Given entries start

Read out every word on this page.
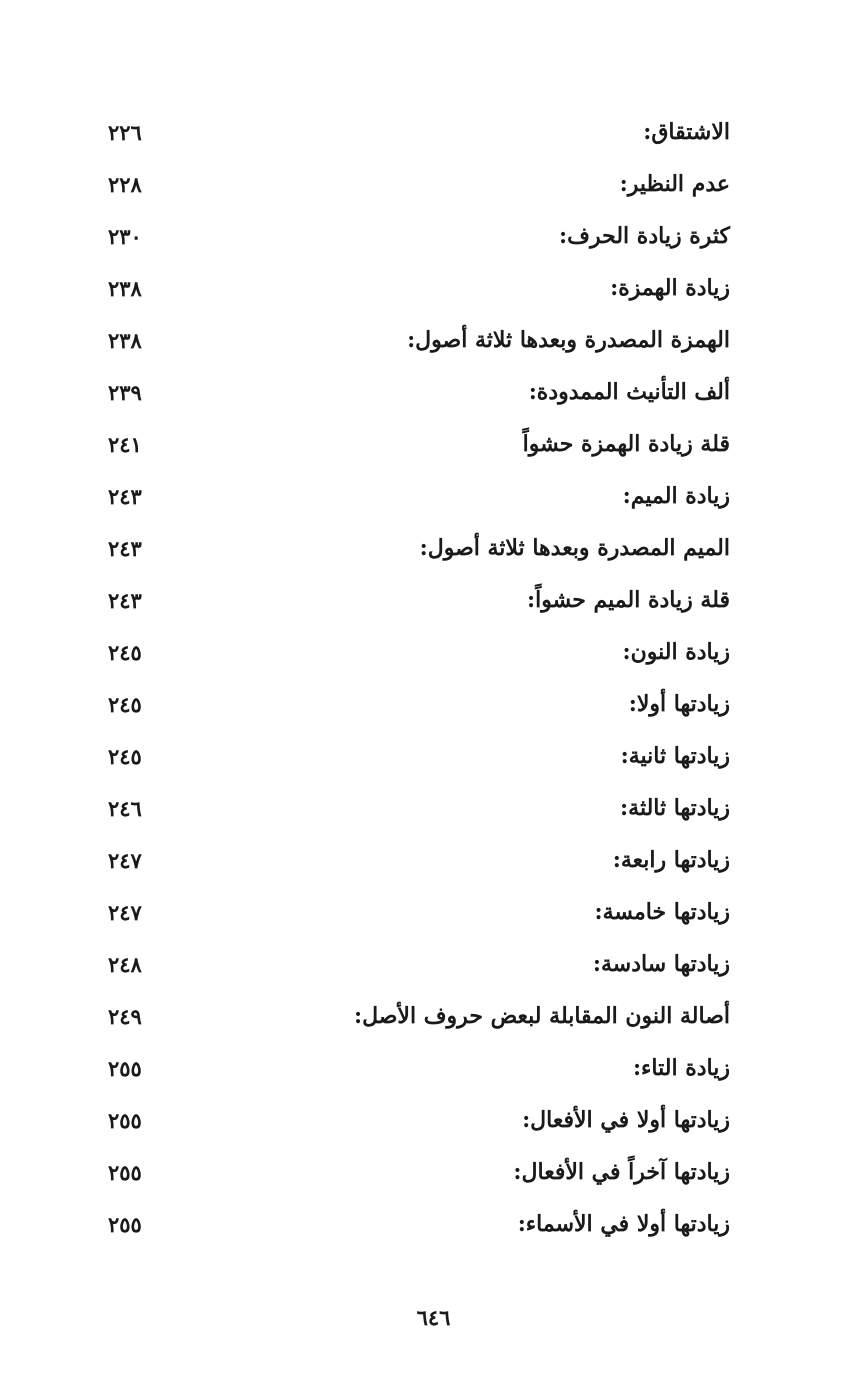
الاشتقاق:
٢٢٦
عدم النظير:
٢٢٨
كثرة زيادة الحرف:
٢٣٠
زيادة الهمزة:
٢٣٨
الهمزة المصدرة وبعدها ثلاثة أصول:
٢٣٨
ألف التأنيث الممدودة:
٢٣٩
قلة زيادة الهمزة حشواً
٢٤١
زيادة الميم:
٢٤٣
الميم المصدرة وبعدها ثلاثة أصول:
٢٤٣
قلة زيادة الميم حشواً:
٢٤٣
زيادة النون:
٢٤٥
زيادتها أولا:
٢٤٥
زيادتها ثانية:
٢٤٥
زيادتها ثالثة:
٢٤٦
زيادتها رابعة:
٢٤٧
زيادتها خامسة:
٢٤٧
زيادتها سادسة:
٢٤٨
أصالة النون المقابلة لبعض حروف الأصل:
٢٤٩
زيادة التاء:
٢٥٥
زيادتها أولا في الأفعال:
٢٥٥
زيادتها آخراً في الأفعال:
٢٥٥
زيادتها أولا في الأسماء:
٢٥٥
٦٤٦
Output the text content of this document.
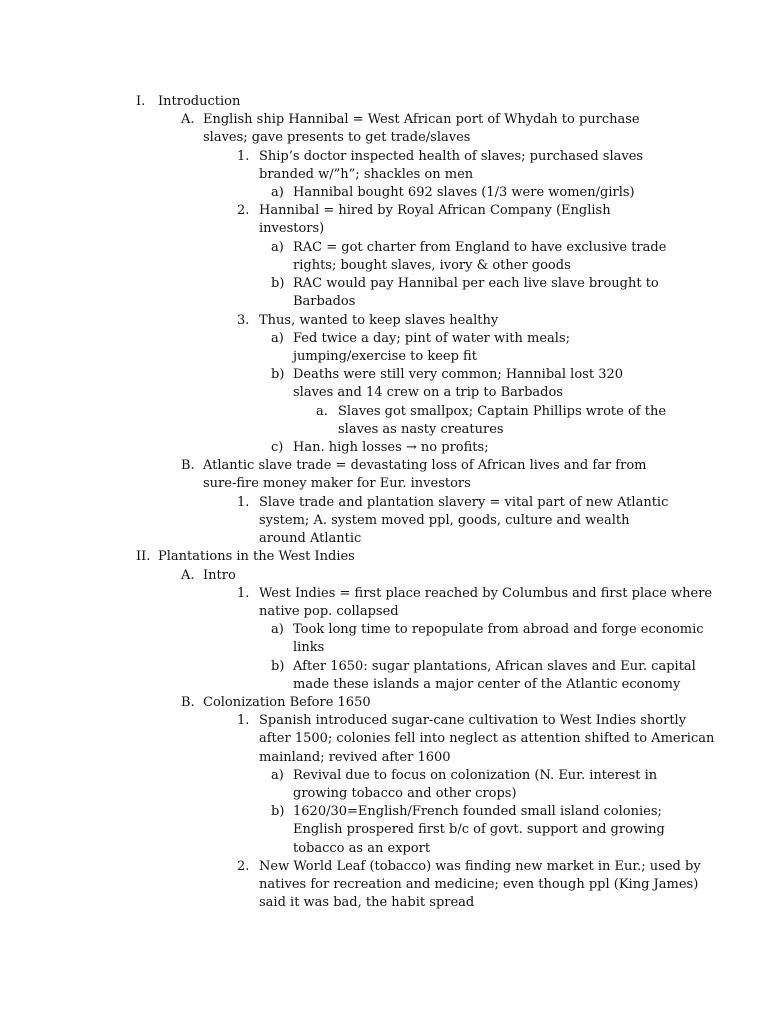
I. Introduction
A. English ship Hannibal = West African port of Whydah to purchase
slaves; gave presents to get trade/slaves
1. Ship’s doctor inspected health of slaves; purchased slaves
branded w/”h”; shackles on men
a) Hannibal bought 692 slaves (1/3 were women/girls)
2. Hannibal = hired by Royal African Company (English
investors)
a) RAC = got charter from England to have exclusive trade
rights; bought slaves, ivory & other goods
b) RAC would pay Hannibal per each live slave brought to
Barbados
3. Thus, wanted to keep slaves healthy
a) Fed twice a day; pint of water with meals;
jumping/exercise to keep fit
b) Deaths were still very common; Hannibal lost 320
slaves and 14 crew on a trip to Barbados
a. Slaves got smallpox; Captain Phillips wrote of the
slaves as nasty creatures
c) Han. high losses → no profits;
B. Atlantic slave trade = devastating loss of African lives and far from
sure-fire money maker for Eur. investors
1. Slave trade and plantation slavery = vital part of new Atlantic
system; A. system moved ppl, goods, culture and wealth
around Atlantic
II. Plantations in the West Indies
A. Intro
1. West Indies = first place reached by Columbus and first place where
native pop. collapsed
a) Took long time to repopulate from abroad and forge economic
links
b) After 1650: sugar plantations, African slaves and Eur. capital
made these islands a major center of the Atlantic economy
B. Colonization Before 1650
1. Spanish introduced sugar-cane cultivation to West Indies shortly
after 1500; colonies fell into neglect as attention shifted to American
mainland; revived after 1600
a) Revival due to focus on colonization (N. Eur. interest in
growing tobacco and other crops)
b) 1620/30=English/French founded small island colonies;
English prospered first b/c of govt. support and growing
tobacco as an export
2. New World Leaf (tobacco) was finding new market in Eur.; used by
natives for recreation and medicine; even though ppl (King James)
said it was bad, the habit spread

Given entries end
Given entries start

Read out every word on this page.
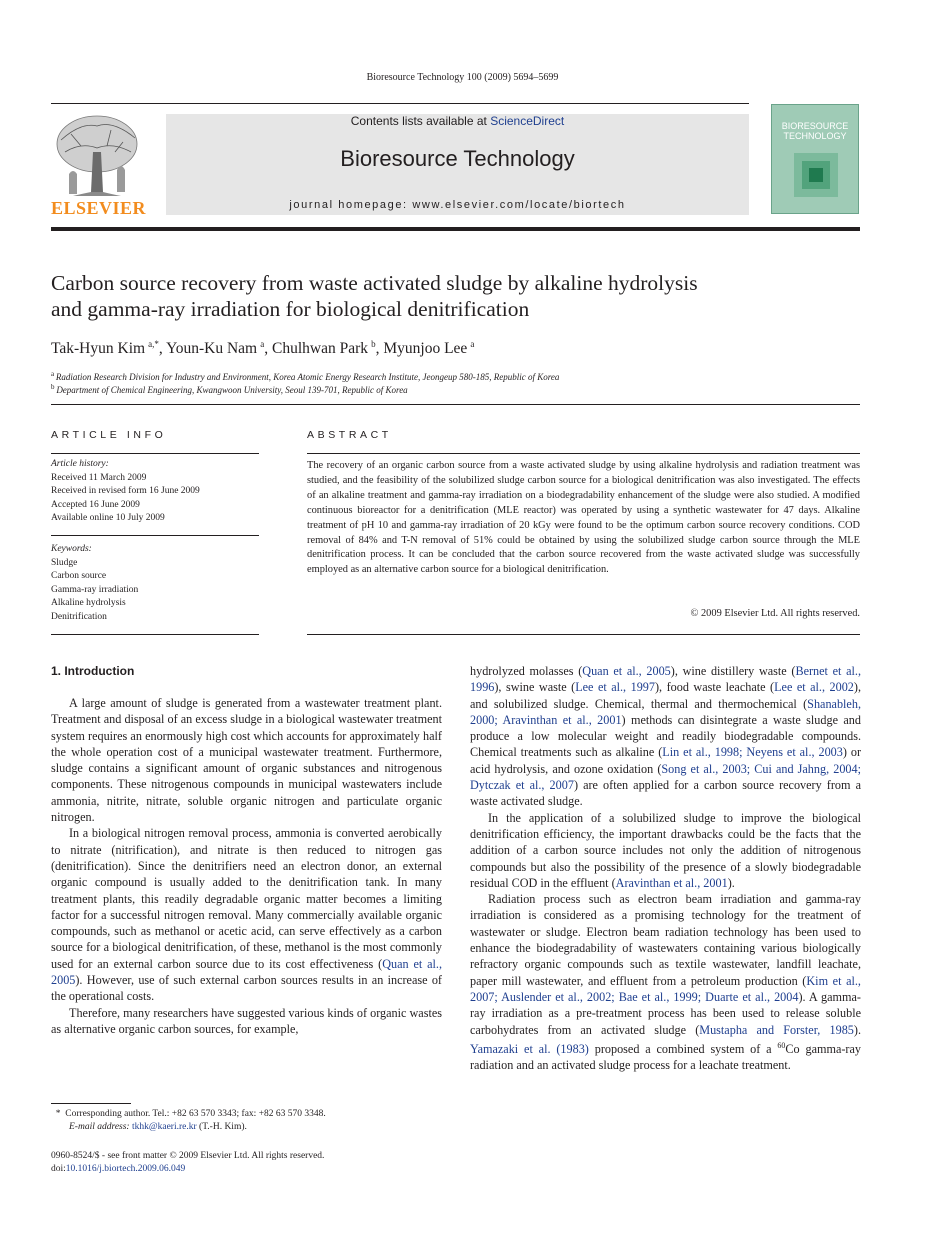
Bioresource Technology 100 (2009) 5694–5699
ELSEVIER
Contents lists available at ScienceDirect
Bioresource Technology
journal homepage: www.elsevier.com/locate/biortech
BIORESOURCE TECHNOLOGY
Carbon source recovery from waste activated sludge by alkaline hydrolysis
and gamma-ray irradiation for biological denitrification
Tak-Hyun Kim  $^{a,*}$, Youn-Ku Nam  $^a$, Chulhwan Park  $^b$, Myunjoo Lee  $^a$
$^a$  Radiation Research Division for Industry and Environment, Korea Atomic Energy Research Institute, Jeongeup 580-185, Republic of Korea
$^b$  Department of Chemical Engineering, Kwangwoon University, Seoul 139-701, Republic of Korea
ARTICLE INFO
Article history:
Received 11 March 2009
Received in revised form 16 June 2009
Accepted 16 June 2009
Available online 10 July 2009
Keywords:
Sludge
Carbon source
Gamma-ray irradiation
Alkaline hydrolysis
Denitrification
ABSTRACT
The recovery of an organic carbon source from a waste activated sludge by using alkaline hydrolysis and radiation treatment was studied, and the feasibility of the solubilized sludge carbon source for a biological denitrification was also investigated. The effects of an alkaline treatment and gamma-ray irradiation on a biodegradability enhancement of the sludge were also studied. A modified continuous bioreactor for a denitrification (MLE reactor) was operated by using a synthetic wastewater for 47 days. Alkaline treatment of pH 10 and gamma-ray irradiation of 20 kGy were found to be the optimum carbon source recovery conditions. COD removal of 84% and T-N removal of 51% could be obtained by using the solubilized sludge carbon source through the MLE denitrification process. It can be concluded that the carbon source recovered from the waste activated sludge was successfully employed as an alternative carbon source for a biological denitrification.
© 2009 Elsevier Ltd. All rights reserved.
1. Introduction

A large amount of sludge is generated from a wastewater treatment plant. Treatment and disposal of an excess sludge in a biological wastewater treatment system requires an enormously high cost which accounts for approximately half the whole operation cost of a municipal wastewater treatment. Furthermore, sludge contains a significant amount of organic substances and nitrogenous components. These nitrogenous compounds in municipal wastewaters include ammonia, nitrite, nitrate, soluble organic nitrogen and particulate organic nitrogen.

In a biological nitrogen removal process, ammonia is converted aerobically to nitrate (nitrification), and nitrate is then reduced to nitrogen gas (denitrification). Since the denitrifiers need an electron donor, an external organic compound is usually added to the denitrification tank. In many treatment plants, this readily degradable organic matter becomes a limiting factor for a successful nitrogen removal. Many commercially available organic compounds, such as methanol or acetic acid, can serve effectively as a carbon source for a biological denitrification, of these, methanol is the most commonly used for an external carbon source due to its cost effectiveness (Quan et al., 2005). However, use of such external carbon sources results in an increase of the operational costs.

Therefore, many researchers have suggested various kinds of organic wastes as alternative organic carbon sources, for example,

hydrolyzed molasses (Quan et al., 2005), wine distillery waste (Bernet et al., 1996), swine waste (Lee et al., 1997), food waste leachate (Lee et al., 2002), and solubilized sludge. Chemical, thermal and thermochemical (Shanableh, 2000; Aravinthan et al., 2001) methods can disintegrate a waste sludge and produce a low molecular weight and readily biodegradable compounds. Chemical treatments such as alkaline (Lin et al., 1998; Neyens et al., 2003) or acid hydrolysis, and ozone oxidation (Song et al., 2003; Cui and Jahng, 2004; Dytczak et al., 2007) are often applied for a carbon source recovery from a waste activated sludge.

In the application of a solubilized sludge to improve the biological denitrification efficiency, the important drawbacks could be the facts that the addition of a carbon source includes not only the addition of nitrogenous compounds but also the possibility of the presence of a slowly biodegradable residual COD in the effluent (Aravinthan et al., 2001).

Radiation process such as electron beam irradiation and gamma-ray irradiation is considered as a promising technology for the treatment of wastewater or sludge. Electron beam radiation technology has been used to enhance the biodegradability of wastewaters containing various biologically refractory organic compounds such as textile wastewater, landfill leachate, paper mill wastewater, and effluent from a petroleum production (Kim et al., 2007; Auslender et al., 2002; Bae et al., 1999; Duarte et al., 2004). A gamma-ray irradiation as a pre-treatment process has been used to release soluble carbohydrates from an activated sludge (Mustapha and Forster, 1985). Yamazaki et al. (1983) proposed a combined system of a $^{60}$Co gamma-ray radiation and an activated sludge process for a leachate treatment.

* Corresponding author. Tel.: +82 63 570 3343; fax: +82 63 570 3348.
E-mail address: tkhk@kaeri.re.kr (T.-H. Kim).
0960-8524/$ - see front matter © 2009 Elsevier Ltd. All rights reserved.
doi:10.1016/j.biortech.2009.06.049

Given entries end

From the listing above, copy every line that holds the string "النون".

زيادة النون:
أصالة النون المقابلة لبعض حروف الأصل:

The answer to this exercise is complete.